Exercise directions :: Go through the data below and copy it exactly, skipping every picture.

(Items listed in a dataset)
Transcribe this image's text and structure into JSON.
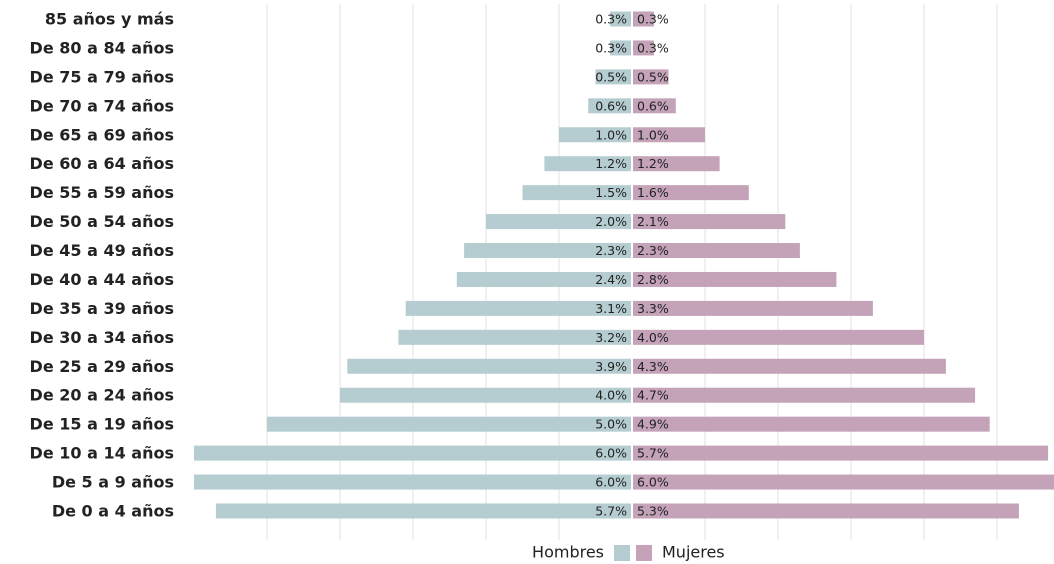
{
  "chart_data": {
    "type": "pyramid",
    "categories": [
      "85 años y más",
      "De 80 a 84 años",
      "De 75 a 79 años",
      "De 70 a 74 años",
      "De 65 a 69 años",
      "De 60 a 64 años",
      "De 55 a 59 años",
      "De 50 a 54 años",
      "De 45 a 49 años",
      "De 40 a 44 años",
      "De 35 a 39 años",
      "De 30 a 34 años",
      "De 25 a 29 años",
      "De 20 a 24 años",
      "De 15 a 19 años",
      "De 10 a 14 años",
      "De 5 a 9 años",
      "De 0 a 4 años"
    ],
    "series": [
      {
        "name": "Hombres",
        "color": "#b5cdd0",
        "side": "left",
        "values": [
          0.3,
          0.3,
          0.5,
          0.6,
          1.0,
          1.2,
          1.5,
          2.0,
          2.3,
          2.4,
          3.1,
          3.2,
          3.9,
          4.0,
          5.0,
          6.0,
          6.0,
          5.7
        ],
        "value_labels": [
          "0.3%",
          "0.3%",
          "0.5%",
          "0.6%",
          "1.0%",
          "1.2%",
          "1.5%",
          "2.0%",
          "2.3%",
          "2.4%",
          "3.1%",
          "3.2%",
          "3.9%",
          "4.0%",
          "5.0%",
          "6.0%",
          "6.0%",
          "5.7%"
        ]
      },
      {
        "name": "Mujeres",
        "color": "#c4a3b9",
        "side": "right",
        "values": [
          0.3,
          0.3,
          0.5,
          0.6,
          1.0,
          1.2,
          1.6,
          2.1,
          2.3,
          2.8,
          3.3,
          4.0,
          4.3,
          4.7,
          4.9,
          5.7,
          6.0,
          5.3
        ],
        "value_labels": [
          "0.3%",
          "0.3%",
          "0.5%",
          "0.6%",
          "1.0%",
          "1.2%",
          "1.6%",
          "2.1%",
          "2.3%",
          "2.8%",
          "3.3%",
          "4.0%",
          "4.3%",
          "4.7%",
          "4.9%",
          "5.7%",
          "6.0%",
          "5.3%"
        ]
      }
    ],
    "xlim": [
      -6,
      6
    ],
    "xticks": [
      -5,
      -4,
      -3,
      -2,
      -1,
      0,
      1,
      2,
      3,
      4,
      5
    ],
    "grid": true
  }
}
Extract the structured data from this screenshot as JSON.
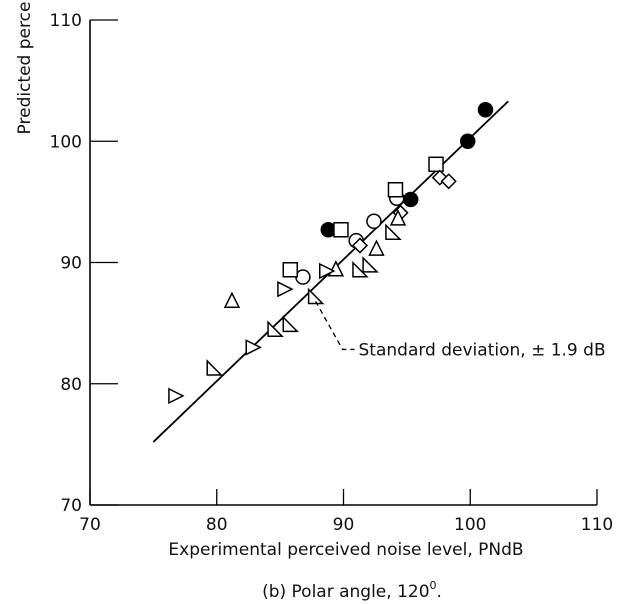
{
  "chart_data": {
    "type": "scatter",
    "xlabel": "Experimental perceived noise level,  PNdB",
    "ylabel": "Predicted perceived",
    "caption": "(b) Polar angle, 120",
    "caption_sup": "0",
    "caption_end": ".",
    "xlim": [
      70,
      110
    ],
    "ylim": [
      70,
      110
    ],
    "x_ticks": [
      70,
      80,
      90,
      100,
      110
    ],
    "y_ticks": [
      70,
      80,
      90,
      100,
      110
    ],
    "grid": false,
    "fit_line": {
      "x": [
        75,
        103
      ],
      "y": [
        75.2,
        103.3
      ]
    },
    "annotation": {
      "text": "Standard deviation,  ± 1.9 dB",
      "target": [
        87.8,
        86.8
      ],
      "label_at": [
        91.5,
        82.5
      ]
    },
    "series": [
      {
        "marker": "filled-circle",
        "x": [
          88.8,
          95.3,
          99.8,
          101.2
        ],
        "y": [
          92.7,
          95.2,
          100.0,
          102.6
        ]
      },
      {
        "marker": "open-circle",
        "x": [
          86.8,
          91.0,
          92.4,
          94.2
        ],
        "y": [
          88.8,
          91.8,
          93.4,
          95.3
        ]
      },
      {
        "marker": "open-square",
        "x": [
          89.8,
          85.8,
          94.1,
          97.3
        ],
        "y": [
          92.7,
          89.4,
          96.0,
          98.1
        ]
      },
      {
        "marker": "open-diamond",
        "x": [
          91.3,
          97.6,
          98.3,
          94.5
        ],
        "y": [
          91.4,
          97.0,
          96.7,
          94.1
        ]
      },
      {
        "marker": "triangle-up",
        "x": [
          81.2,
          89.4,
          92.6,
          94.3
        ],
        "y": [
          86.8,
          89.4,
          91.1,
          93.6
        ]
      },
      {
        "marker": "triangle-right",
        "x": [
          76.7,
          82.8,
          85.3,
          88.6
        ],
        "y": [
          79.0,
          83.0,
          87.8,
          89.3
        ]
      },
      {
        "marker": "triangle-left-down",
        "x": [
          79.8,
          84.6,
          85.8,
          87.8,
          91.3,
          92.1,
          93.9
        ],
        "y": [
          81.3,
          84.5,
          84.9,
          87.2,
          89.4,
          89.8,
          92.5
        ]
      }
    ]
  }
}
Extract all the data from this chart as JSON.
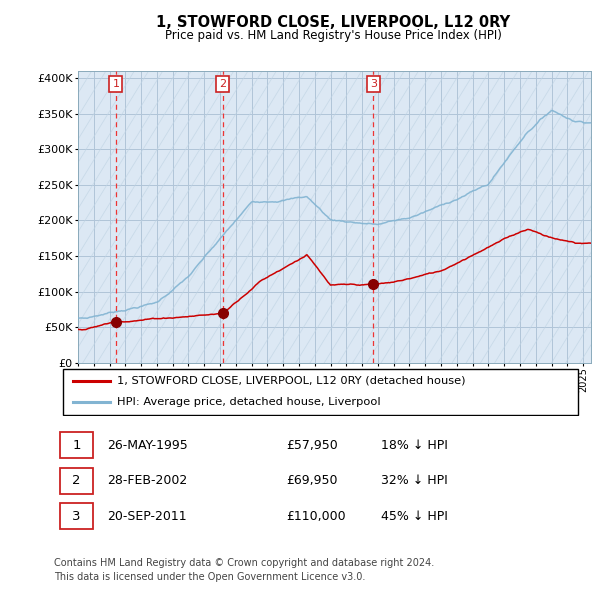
{
  "title": "1, STOWFORD CLOSE, LIVERPOOL, L12 0RY",
  "subtitle": "Price paid vs. HM Land Registry's House Price Index (HPI)",
  "transactions": [
    {
      "num": 1,
      "date": "26-MAY-1995",
      "year": 1995.4,
      "price": 57950,
      "pct": "18%"
    },
    {
      "num": 2,
      "date": "28-FEB-2002",
      "year": 2002.16,
      "price": 69950,
      "pct": "32%"
    },
    {
      "num": 3,
      "date": "20-SEP-2011",
      "year": 2011.72,
      "price": 110000,
      "pct": "45%"
    }
  ],
  "legend_property": "1, STOWFORD CLOSE, LIVERPOOL, L12 0RY (detached house)",
  "legend_hpi": "HPI: Average price, detached house, Liverpool",
  "footer": "Contains HM Land Registry data © Crown copyright and database right 2024.\nThis data is licensed under the Open Government Licence v3.0.",
  "bg_color": "#dce8f4",
  "hatch_line_color": "#c0d4e4",
  "grid_color": "#b0c4d8",
  "property_color": "#cc0000",
  "hpi_color": "#82b4d2",
  "marker_color": "#880000",
  "vline_color": "#ee3333",
  "label_box_color": "#cc2222",
  "xmin": 1993.0,
  "xmax": 2025.5,
  "ymin": 0,
  "ymax": 410000
}
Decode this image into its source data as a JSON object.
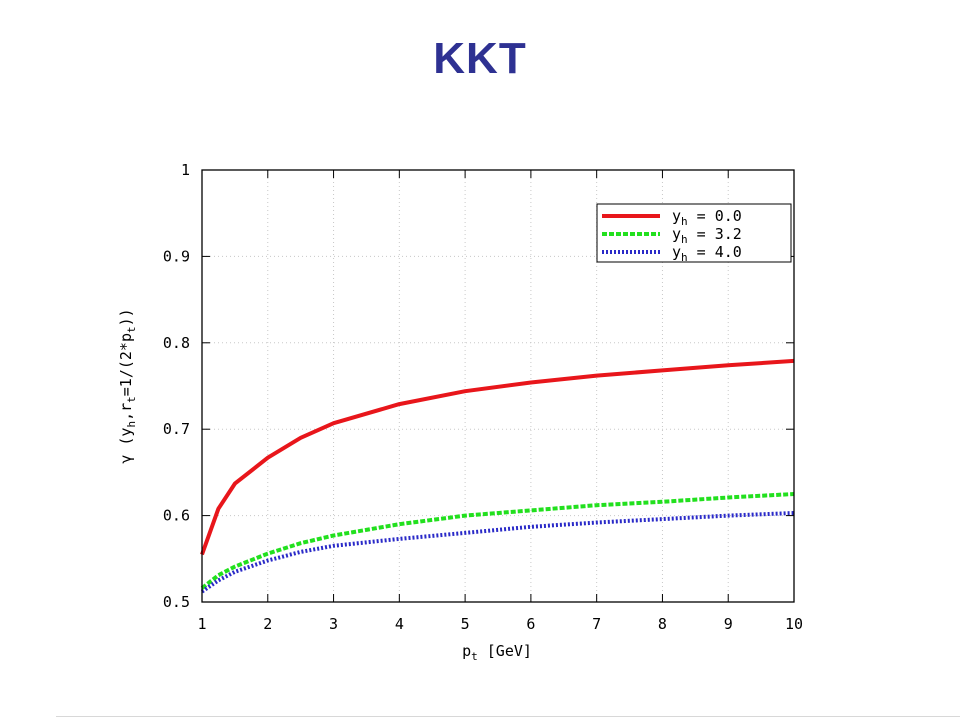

Response to this exercise ::
Transcribe this image's text and structure into JSON.
{
  "chart_data": {
    "type": "pyramid",
    "categories": [
      "85 años y más",
      "De 80 a 84 años",
      "De 75 a 79 años",
      "De 70 a 74 años",
      "De 65 a 69 años",
      "De 60 a 64 años",
      "De 55 a 59 años",
      "De 50 a 54 años",
      "De 45 a 49 años",
      "De 40 a 44 años",
      "De 35 a 39 años",
      "De 30 a 34 años",
      "De 25 a 29 años",
      "De 20 a 24 años",
      "De 15 a 19 años",
      "De 10 a 14 años",
      "De 5 a 9 años",
      "De 0 a 4 años"
    ],
    "series": [
      {
        "name": "Hombres",
        "color": "#b5cdd0",
        "side": "left",
        "values": [
          0.3,
          0.3,
          0.5,
          0.6,
          1.0,
          1.2,
          1.5,
          2.0,
          2.3,
          2.4,
          3.1,
          3.2,
          3.9,
          4.0,
          5.0,
          6.0,
          6.0,
          5.7
        ],
        "value_labels": [
          "0.3%",
          "0.3%",
          "0.5%",
          "0.6%",
          "1.0%",
          "1.2%",
          "1.5%",
          "2.0%",
          "2.3%",
          "2.4%",
          "3.1%",
          "3.2%",
          "3.9%",
          "4.0%",
          "5.0%",
          "6.0%",
          "6.0%",
          "5.7%"
        ]
      },
      {
        "name": "Mujeres",
        "color": "#c4a3b9",
        "side": "right",
        "values": [
          0.3,
          0.3,
          0.5,
          0.6,
          1.0,
          1.2,
          1.6,
          2.1,
          2.3,
          2.8,
          3.3,
          4.0,
          4.3,
          4.7,
          4.9,
          5.7,
          6.0,
          5.3
        ],
        "value_labels": [
          "0.3%",
          "0.3%",
          "0.5%",
          "0.6%",
          "1.0%",
          "1.2%",
          "1.6%",
          "2.1%",
          "2.3%",
          "2.8%",
          "3.3%",
          "4.0%",
          "4.3%",
          "4.7%",
          "4.9%",
          "5.7%",
          "6.0%",
          "5.3%"
        ]
      }
    ],
    "xlim": [
      -6,
      6
    ],
    "xticks": [
      -5,
      -4,
      -3,
      -2,
      -1,
      0,
      1,
      2,
      3,
      4,
      5
    ],
    "grid": true
  }
}
Extract the structured data from this screenshot as JSON.
{
  "chart_data": {
    "type": "scatter",
    "xlabel": "Experimental perceived noise level,  PNdB",
    "ylabel": "Predicted perceived",
    "caption": "(b) Polar angle, 120",
    "caption_sup": "0",
    "caption_end": ".",
    "xlim": [
      70,
      110
    ],
    "ylim": [
      70,
      110
    ],
    "x_ticks": [
      70,
      80,
      90,
      100,
      110
    ],
    "y_ticks": [
      70,
      80,
      90,
      100,
      110
    ],
    "grid": false,
    "fit_line": {
      "x": [
        75,
        103
      ],
      "y": [
        75.2,
        103.3
      ]
    },
    "annotation": {
      "text": "Standard deviation,  ± 1.9 dB",
      "target": [
        87.8,
        86.8
      ],
      "label_at": [
        91.5,
        82.5
      ]
    },
    "series": [
      {
        "marker": "filled-circle",
        "x": [
          88.8,
          95.3,
          99.8,
          101.2
        ],
        "y": [
          92.7,
          95.2,
          100.0,
          102.6
        ]
      },
      {
        "marker": "open-circle",
        "x": [
          86.8,
          91.0,
          92.4,
          94.2
        ],
        "y": [
          88.8,
          91.8,
          93.4,
          95.3
        ]
      },
      {
        "marker": "open-square",
        "x": [
          89.8,
          85.8,
          94.1,
          97.3
        ],
        "y": [
          92.7,
          89.4,
          96.0,
          98.1
        ]
      },
      {
        "marker": "open-diamond",
        "x": [
          91.3,
          97.6,
          98.3,
          94.5
        ],
        "y": [
          91.4,
          97.0,
          96.7,
          94.1
        ]
      },
      {
        "marker": "triangle-up",
        "x": [
          81.2,
          89.4,
          92.6,
          94.3
        ],
        "y": [
          86.8,
          89.4,
          91.1,
          93.6
        ]
      },
      {
        "marker": "triangle-right",
        "x": [
          76.7,
          82.8,
          85.3,
          88.6
        ],
        "y": [
          79.0,
          83.0,
          87.8,
          89.3
        ]
      },
      {
        "marker": "triangle-left-down",
        "x": [
          79.8,
          84.6,
          85.8,
          87.8,
          91.3,
          92.1,
          93.9
        ],
        "y": [
          81.3,
          84.5,
          84.9,
          87.2,
          89.4,
          89.8,
          92.5
        ]
      }
    ]
  }
}
Extract all the data from this chart as JSON.
{
  "title": "1, STOWFORD CLOSE, LIVERPOOL, L12 0RY",
  "subtitle": "Price paid vs. HM Land Registry's House Price Index (HPI)",
  "transactions": [
    {
      "num": 1,
      "date": "26-MAY-1995",
      "year": 1995.4,
      "price": 57950,
      "pct": "18%"
    },
    {
      "num": 2,
      "date": "28-FEB-2002",
      "year": 2002.16,
      "price": 69950,
      "pct": "32%"
    },
    {
      "num": 3,
      "date": "20-SEP-2011",
      "year": 2011.72,
      "price": 110000,
      "pct": "45%"
    }
  ],
  "legend_property": "1, STOWFORD CLOSE, LIVERPOOL, L12 0RY (detached house)",
  "legend_hpi": "HPI: Average price, detached house, Liverpool",
  "footer": "Contains HM Land Registry data © Crown copyright and database right 2024.\nThis data is licensed under the Open Government Licence v3.0.",
  "bg_color": "#dce8f4",
  "hatch_line_color": "#c0d4e4",
  "grid_color": "#b0c4d8",
  "property_color": "#cc0000",
  "hpi_color": "#82b4d2",
  "marker_color": "#880000",
  "vline_color": "#ee3333",
  "label_box_color": "#cc2222",
  "xmin": 1993.0,
  "xmax": 2025.5,
  "ymin": 0,
  "ymax": 410000
}
Decode this image into its source data as a JSON object.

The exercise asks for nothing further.